**Work instructions**
Would you restate all the data that follows, word for word?

**Provided data**

>> START

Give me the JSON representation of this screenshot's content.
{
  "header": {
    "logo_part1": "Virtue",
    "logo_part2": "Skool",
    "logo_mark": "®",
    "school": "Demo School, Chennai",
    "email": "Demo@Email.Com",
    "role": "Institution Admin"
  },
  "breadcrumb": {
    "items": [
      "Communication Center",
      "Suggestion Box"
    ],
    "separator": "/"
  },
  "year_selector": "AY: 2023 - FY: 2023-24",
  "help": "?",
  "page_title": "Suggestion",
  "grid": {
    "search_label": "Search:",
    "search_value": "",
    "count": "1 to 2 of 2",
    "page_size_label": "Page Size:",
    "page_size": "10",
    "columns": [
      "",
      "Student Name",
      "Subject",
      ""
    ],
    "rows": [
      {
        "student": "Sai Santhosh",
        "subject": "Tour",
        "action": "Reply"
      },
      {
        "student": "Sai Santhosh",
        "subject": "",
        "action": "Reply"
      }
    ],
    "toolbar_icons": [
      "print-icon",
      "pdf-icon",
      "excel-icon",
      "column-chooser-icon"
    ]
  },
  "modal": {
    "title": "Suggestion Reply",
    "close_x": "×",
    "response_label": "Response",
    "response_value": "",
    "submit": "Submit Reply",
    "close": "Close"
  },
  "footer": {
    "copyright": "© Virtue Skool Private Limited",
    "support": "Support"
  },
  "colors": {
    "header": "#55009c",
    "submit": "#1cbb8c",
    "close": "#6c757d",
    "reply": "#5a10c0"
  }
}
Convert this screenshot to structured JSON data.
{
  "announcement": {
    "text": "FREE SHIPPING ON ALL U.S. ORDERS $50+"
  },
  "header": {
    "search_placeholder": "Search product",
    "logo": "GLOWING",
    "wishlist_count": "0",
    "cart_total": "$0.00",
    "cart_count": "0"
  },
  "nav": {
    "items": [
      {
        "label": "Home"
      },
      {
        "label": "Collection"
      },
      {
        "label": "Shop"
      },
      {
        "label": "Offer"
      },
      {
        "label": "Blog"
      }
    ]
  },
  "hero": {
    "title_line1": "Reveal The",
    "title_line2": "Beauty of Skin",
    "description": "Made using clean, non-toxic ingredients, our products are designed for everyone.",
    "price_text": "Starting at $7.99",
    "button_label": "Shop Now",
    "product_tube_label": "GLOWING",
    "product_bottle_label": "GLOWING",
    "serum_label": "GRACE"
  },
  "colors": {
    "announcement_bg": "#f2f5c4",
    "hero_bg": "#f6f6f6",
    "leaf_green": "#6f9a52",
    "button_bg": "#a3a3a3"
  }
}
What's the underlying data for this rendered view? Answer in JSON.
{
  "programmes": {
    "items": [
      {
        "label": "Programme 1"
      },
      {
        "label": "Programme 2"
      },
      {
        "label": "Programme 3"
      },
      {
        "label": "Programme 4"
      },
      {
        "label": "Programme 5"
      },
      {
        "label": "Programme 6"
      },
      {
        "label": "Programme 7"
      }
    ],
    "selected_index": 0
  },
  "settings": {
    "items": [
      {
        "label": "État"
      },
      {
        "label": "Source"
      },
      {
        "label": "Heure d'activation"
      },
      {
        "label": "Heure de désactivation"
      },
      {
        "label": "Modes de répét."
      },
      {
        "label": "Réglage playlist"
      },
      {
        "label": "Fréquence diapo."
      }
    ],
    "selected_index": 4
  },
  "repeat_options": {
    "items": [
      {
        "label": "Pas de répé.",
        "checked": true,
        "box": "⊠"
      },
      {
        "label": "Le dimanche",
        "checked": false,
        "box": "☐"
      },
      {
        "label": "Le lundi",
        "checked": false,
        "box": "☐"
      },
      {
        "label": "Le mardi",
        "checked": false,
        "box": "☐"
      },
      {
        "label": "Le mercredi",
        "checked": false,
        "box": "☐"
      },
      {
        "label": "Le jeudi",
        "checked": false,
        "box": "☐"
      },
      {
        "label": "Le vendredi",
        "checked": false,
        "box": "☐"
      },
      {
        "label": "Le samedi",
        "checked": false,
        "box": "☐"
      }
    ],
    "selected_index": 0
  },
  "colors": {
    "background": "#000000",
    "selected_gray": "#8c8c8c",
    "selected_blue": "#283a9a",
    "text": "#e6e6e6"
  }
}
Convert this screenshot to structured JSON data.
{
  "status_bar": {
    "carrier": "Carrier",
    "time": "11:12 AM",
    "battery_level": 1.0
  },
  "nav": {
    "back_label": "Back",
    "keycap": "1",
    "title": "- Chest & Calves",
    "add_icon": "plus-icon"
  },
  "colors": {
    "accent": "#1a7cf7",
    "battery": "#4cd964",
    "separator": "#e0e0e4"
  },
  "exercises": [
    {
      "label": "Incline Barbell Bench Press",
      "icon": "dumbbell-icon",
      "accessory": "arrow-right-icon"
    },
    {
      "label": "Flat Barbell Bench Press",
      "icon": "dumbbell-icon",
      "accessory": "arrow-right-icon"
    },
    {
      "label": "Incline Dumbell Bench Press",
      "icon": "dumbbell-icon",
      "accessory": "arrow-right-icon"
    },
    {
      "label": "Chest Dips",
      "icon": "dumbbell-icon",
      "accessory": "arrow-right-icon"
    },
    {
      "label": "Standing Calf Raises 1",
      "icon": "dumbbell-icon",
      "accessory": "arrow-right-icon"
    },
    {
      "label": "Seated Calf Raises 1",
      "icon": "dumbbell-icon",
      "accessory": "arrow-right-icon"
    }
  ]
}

>> END

**Completed task**
Give me the JSON representation of this screenshot's content.
{
  "header": {
    "logo_part1": "Virtue",
    "logo_part2": "Skool",
    "logo_mark": "®",
    "school": "Demo School, Chennai",
    "email": "Demo@Email.Com",
    "role": "Institution Admin"
  },
  "breadcrumb": {
    "items": [
      "Communication Center",
      "Suggestion Box"
    ],
    "separator": "/"
  },
  "year_selector": "AY: 2023 - FY: 2023-24",
  "help": "?",
  "page_title": "Suggestion",
  "grid": {
    "search_label": "Search:",
    "search_value": "",
    "count": "1 to 2 of 2",
    "page_size_label": "Page Size:",
    "page_size": "10",
    "columns": [
      "",
      "Student Name",
      "Subject",
      ""
    ],
    "rows": [
      {
        "student": "Sai Santhosh",
        "subject": "Tour",
        "action": "Reply"
      },
      {
        "student": "Sai Santhosh",
        "subject": "",
        "action": "Reply"
      }
    ],
    "toolbar_icons": [
      "print-icon",
      "pdf-icon",
      "excel-icon",
      "column-chooser-icon"
    ]
  },
  "modal": {
    "title": "Suggestion Reply",
    "close_x": "×",
    "response_label": "Response",
    "response_value": "",
    "submit": "Submit Reply",
    "close": "Close"
  },
  "footer": {
    "copyright": "© Virtue Skool Private Limited",
    "support": "Support"
  },
  "colors": {
    "header": "#55009c",
    "submit": "#1cbb8c",
    "close": "#6c757d",
    "reply": "#5a10c0"
  }
}
Convert this screenshot to structured JSON data.
{
  "announcement": {
    "text": "FREE SHIPPING ON ALL U.S. ORDERS $50+"
  },
  "header": {
    "search_placeholder": "Search product",
    "logo": "GLOWING",
    "wishlist_count": "0",
    "cart_total": "$0.00",
    "cart_count": "0"
  },
  "nav": {
    "items": [
      {
        "label": "Home"
      },
      {
        "label": "Collection"
      },
      {
        "label": "Shop"
      },
      {
        "label": "Offer"
      },
      {
        "label": "Blog"
      }
    ]
  },
  "hero": {
    "title_line1": "Reveal The",
    "title_line2": "Beauty of Skin",
    "description": "Made using clean, non-toxic ingredients, our products are designed for everyone.",
    "price_text": "Starting at $7.99",
    "button_label": "Shop Now",
    "product_tube_label": "GLOWING",
    "product_bottle_label": "GLOWING",
    "serum_label": "GRACE"
  },
  "colors": {
    "announcement_bg": "#f2f5c4",
    "hero_bg": "#f6f6f6",
    "leaf_green": "#6f9a52",
    "button_bg": "#a3a3a3"
  }
}
What's the underlying data for this rendered view? Answer in JSON.
{
  "programmes": {
    "items": [
      {
        "label": "Programme 1"
      },
      {
        "label": "Programme 2"
      },
      {
        "label": "Programme 3"
      },
      {
        "label": "Programme 4"
      },
      {
        "label": "Programme 5"
      },
      {
        "label": "Programme 6"
      },
      {
        "label": "Programme 7"
      }
    ],
    "selected_index": 0
  },
  "settings": {
    "items": [
      {
        "label": "État"
      },
      {
        "label": "Source"
      },
      {
        "label": "Heure d'activation"
      },
      {
        "label": "Heure de désactivation"
      },
      {
        "label": "Modes de répét."
      },
      {
        "label": "Réglage playlist"
      },
      {
        "label": "Fréquence diapo."
      }
    ],
    "selected_index": 4
  },
  "repeat_options": {
    "items": [
      {
        "label": "Pas de répé.",
        "checked": true,
        "box": "⊠"
      },
      {
        "label": "Le dimanche",
        "checked": false,
        "box": "☐"
      },
      {
        "label": "Le lundi",
        "checked": false,
        "box": "☐"
      },
      {
        "label": "Le mardi",
        "checked": false,
        "box": "☐"
      },
      {
        "label": "Le mercredi",
        "checked": false,
        "box": "☐"
      },
      {
        "label": "Le jeudi",
        "checked": false,
        "box": "☐"
      },
      {
        "label": "Le vendredi",
        "checked": false,
        "box": "☐"
      },
      {
        "label": "Le samedi",
        "checked": false,
        "box": "☐"
      }
    ],
    "selected_index": 0
  },
  "colors": {
    "background": "#000000",
    "selected_gray": "#8c8c8c",
    "selected_blue": "#283a9a",
    "text": "#e6e6e6"
  }
}
Convert this screenshot to structured JSON data.
{
  "status_bar": {
    "carrier": "Carrier",
    "time": "11:12 AM",
    "battery_level": 1.0
  },
  "nav": {
    "back_label": "Back",
    "keycap": "1",
    "title": "- Chest & Calves",
    "add_icon": "plus-icon"
  },
  "colors": {
    "accent": "#1a7cf7",
    "battery": "#4cd964",
    "separator": "#e0e0e4"
  },
  "exercises": [
    {
      "label": "Incline Barbell Bench Press",
      "icon": "dumbbell-icon",
      "accessory": "arrow-right-icon"
    },
    {
      "label": "Flat Barbell Bench Press",
      "icon": "dumbbell-icon",
      "accessory": "arrow-right-icon"
    },
    {
      "label": "Incline Dumbell Bench Press",
      "icon": "dumbbell-icon",
      "accessory": "arrow-right-icon"
    },
    {
      "label": "Chest Dips",
      "icon": "dumbbell-icon",
      "accessory": "arrow-right-icon"
    },
    {
      "label": "Standing Calf Raises 1",
      "icon": "dumbbell-icon",
      "accessory": "arrow-right-icon"
    },
    {
      "label": "Seated Calf Raises 1",
      "icon": "dumbbell-icon",
      "accessory": "arrow-right-icon"
    }
  ]
}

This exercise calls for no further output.